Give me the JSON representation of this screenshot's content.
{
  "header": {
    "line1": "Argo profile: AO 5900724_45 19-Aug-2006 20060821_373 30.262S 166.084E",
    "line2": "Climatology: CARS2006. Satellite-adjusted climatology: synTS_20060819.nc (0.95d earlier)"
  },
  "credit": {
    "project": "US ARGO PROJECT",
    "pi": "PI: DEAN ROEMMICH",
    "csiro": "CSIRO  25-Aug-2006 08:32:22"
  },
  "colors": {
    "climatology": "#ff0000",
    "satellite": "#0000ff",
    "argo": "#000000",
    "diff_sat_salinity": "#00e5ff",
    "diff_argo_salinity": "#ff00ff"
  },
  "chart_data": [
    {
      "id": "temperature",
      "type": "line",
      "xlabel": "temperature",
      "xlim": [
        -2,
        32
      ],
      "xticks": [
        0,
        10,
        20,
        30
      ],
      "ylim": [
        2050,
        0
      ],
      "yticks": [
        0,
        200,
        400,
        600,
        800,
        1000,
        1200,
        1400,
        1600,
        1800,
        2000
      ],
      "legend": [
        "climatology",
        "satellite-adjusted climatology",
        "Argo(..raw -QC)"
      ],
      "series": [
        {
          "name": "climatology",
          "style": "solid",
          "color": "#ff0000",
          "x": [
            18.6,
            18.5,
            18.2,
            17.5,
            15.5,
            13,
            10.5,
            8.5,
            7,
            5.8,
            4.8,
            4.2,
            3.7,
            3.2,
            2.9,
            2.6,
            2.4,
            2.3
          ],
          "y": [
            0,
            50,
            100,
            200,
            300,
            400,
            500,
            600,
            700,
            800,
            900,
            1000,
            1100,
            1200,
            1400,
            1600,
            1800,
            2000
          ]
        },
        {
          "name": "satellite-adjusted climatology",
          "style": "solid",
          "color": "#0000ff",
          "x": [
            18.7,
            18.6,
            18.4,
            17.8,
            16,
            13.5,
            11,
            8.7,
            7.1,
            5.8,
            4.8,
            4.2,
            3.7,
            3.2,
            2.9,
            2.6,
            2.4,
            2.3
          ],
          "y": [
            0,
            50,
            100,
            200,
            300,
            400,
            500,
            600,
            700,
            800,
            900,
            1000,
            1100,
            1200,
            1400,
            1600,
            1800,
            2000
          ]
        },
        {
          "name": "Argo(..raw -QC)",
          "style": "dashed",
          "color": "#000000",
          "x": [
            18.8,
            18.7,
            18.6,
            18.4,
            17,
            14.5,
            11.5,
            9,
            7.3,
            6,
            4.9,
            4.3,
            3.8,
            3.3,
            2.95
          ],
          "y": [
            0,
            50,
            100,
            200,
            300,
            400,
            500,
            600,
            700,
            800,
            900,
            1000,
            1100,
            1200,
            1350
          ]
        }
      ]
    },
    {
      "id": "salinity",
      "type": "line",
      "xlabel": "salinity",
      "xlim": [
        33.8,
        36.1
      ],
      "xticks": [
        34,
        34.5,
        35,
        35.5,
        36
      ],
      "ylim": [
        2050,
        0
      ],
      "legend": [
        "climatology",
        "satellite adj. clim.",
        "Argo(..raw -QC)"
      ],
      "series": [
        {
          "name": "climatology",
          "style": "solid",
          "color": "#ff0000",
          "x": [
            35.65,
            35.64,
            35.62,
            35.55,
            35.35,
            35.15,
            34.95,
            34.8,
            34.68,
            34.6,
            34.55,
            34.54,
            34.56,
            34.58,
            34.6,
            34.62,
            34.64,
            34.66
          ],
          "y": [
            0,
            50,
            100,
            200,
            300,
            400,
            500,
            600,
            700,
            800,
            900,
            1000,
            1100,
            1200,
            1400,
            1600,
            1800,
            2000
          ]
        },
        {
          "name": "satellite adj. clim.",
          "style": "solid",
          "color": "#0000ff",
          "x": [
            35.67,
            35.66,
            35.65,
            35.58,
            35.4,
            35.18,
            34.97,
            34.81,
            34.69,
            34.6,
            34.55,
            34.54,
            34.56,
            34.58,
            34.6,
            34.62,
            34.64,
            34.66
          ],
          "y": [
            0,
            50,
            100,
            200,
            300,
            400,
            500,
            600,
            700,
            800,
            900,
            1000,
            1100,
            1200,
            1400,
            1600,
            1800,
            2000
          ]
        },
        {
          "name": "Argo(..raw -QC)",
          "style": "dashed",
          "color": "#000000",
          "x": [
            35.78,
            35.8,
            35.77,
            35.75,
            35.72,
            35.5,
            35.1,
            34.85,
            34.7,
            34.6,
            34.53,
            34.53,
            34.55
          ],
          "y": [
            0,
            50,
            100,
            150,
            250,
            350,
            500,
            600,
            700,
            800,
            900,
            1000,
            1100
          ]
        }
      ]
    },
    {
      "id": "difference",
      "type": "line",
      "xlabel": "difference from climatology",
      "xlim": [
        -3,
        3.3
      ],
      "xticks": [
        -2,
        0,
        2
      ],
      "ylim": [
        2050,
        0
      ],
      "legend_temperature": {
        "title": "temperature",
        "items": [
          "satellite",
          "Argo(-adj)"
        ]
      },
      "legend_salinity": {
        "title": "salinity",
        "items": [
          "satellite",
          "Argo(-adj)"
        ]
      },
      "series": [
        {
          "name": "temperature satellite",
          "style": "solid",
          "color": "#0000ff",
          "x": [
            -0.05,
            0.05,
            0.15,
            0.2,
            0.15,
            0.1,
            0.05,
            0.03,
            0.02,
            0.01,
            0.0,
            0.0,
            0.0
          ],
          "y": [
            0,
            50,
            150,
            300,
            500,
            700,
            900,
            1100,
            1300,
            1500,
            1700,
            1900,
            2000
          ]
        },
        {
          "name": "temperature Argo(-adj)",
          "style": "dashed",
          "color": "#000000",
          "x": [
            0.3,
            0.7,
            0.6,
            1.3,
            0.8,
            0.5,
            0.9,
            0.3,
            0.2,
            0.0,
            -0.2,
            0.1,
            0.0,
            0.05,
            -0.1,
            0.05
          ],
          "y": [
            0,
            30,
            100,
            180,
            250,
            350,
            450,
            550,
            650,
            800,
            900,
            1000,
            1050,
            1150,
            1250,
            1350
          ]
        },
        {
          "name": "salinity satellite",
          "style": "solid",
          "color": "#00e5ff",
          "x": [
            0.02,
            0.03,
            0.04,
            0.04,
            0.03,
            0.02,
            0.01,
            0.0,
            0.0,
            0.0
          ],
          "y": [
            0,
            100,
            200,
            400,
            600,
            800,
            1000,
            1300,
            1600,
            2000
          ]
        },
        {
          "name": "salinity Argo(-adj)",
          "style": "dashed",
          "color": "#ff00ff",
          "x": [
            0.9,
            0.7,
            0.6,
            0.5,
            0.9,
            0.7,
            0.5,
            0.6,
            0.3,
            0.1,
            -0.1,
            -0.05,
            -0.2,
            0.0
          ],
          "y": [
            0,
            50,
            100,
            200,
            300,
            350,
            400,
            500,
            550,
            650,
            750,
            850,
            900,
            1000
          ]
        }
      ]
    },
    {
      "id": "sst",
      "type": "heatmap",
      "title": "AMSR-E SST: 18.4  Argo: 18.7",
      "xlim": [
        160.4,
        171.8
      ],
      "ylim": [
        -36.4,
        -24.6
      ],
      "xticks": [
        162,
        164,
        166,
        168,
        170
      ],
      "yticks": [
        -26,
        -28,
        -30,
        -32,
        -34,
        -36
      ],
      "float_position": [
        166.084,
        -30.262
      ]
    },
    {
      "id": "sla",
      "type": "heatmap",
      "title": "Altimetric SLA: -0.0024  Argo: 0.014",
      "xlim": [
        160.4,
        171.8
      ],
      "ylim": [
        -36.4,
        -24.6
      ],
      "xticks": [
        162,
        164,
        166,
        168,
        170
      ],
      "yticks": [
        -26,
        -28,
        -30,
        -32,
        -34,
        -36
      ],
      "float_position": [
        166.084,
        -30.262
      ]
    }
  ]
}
+===+
— Problem statement —
Using the listing above, return all lines where the word "adjusted" occurs.

— The answer —
    "line2": "Climatology: CARS2006. Satellite-adjusted climatology: synTS_20060819.nc (0.95d earlier)"
        "satellite-adjusted climatology",
          "name": "satellite-adjusted climatology",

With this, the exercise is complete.